• OBJECTIVE 1: Rewrite the paragraph of the PCA question that begins "For example, I extracted" as a short list, keeping its main facts.

# If almost all variance is explained by the few first principal components, what can we say about the dataset?

What can we say about a dataset if we apply PCA and observe that there is a high percentage of variance in the first principal component(s)?

Can we say that this dataset has linear structure? Can we say that most of the features in this dataset are highly correlated?

For example, I extracted PC1 and PC2 for two high-dimensional datasets $A$ and $B$. For data set $A$, 95% of variance is explained by PC1 and PC2. Whereas for data set $B$, we only observed 40% of variance explained by PC1 and PC2. What can we infer about datasets $A$ and $B$?

• OBJECTIVE 2: Update the records from the first line up to and including the line with "- unit-title: ラパヌイ島: [26, 91, 66, 100]" by replacing "next-button" with "forward-button". Return only those lines.

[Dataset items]
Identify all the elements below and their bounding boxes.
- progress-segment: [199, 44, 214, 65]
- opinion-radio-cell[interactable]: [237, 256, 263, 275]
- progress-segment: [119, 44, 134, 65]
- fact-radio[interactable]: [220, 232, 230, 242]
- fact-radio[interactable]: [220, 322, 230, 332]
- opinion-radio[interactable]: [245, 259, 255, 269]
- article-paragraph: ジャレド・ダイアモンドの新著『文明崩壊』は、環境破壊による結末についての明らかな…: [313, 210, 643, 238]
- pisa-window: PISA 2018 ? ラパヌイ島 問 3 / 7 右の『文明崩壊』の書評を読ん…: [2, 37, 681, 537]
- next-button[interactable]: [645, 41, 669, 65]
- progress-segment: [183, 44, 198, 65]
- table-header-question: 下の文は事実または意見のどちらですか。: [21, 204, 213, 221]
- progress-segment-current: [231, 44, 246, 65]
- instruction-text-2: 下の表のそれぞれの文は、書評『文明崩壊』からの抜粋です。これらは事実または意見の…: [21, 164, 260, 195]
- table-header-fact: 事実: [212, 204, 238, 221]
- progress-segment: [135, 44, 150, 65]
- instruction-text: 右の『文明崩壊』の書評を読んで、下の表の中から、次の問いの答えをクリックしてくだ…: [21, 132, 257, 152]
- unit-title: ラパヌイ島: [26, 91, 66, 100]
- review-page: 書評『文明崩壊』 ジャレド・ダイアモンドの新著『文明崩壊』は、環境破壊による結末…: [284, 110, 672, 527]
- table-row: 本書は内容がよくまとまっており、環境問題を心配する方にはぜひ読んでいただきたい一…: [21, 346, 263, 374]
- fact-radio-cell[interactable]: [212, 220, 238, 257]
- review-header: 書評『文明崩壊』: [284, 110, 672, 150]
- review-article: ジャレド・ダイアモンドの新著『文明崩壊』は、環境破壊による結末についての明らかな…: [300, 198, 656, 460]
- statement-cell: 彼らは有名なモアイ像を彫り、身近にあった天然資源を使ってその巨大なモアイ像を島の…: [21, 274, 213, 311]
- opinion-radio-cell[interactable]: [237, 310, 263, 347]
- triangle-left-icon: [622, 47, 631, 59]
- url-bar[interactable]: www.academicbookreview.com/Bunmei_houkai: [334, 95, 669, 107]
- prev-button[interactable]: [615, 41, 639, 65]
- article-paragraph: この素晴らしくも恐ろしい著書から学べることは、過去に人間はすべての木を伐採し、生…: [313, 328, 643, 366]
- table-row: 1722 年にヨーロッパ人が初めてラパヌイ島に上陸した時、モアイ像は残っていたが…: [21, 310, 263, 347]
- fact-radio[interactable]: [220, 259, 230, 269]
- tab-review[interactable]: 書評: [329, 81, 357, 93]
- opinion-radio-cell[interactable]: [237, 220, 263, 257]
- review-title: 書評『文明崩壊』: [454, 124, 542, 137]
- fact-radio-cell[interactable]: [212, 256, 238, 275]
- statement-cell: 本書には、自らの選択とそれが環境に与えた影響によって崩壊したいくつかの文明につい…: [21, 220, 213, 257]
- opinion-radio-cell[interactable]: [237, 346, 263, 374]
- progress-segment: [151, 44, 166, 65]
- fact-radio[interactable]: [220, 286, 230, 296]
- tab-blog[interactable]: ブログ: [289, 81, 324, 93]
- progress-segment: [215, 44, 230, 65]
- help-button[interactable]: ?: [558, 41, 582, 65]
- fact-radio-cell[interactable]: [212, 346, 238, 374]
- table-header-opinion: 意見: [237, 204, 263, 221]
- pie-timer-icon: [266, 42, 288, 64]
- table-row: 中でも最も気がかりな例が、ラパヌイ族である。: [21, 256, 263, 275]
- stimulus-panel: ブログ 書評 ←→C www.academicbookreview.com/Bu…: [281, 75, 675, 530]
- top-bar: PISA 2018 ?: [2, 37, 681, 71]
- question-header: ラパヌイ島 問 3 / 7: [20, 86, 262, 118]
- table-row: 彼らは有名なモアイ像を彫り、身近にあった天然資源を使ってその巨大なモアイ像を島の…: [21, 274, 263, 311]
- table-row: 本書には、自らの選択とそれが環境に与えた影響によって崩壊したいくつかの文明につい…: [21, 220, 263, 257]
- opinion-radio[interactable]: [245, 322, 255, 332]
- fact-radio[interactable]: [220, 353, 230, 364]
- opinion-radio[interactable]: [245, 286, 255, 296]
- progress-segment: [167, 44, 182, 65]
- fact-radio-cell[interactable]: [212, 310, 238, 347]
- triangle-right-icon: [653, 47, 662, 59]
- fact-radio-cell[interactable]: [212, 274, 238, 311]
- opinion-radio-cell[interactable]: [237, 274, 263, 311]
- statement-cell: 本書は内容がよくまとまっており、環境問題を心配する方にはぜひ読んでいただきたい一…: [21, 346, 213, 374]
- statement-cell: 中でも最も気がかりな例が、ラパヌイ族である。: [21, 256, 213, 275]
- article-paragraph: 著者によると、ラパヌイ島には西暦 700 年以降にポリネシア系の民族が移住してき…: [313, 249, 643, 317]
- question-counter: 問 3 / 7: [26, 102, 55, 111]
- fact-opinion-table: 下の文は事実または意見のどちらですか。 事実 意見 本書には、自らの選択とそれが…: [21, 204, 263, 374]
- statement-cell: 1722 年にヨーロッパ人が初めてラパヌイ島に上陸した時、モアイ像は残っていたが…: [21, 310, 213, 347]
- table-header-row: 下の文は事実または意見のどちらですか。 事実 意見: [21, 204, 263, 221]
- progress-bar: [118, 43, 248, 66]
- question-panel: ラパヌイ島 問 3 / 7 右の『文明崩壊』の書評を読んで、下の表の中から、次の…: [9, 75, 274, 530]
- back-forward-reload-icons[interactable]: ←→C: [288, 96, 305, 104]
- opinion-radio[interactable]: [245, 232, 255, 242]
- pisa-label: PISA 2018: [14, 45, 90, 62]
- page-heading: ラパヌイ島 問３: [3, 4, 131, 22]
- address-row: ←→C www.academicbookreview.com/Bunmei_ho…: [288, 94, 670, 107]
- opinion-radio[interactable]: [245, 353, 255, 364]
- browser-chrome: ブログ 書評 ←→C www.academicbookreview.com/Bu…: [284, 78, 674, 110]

• FINAL ANSWER 1:
- PC1 and PC2 were extracted for two high-dimensional datasets, A and B.
- In dataset A, PC1 and PC2 explain 95% of the variance.
- In dataset B, PC1 and PC2 explain only 40% of the variance.
- The question is what can be inferred about datasets A and B.

• FINAL ANSWER 2:
Identify all the elements below and their bounding boxes.
- progress-segment: [199, 44, 214, 65]
- opinion-radio-cell[interactable]: [237, 256, 263, 275]
- progress-segment: [119, 44, 134, 65]
- fact-radio[interactable]: [220, 232, 230, 242]
- fact-radio[interactable]: [220, 322, 230, 332]
- opinion-radio[interactable]: [245, 259, 255, 269]
- article-paragraph: ジャレド・ダイアモンドの新著『文明崩壊』は、環境破壊による結末についての明らかな…: [313, 210, 643, 238]
- pisa-window: PISA 2018 ? ラパヌイ島 問 3 / 7 右の『文明崩壊』の書評を読ん…: [2, 37, 681, 537]
- forward-button[interactable]: [645, 41, 669, 65]
- progress-segment: [183, 44, 198, 65]
- table-header-question: 下の文は事実または意見のどちらですか。: [21, 204, 213, 221]
- progress-segment-current: [231, 44, 246, 65]
- instruction-text-2: 下の表のそれぞれの文は、書評『文明崩壊』からの抜粋です。これらは事実または意見の…: [21, 164, 260, 195]
- table-header-fact: 事実: [212, 204, 238, 221]
- progress-segment: [135, 44, 150, 65]
- instruction-text: 右の『文明崩壊』の書評を読んで、下の表の中から、次の問いの答えをクリックしてくだ…: [21, 132, 257, 152]
- unit-title: ラパヌイ島: [26, 91, 66, 100]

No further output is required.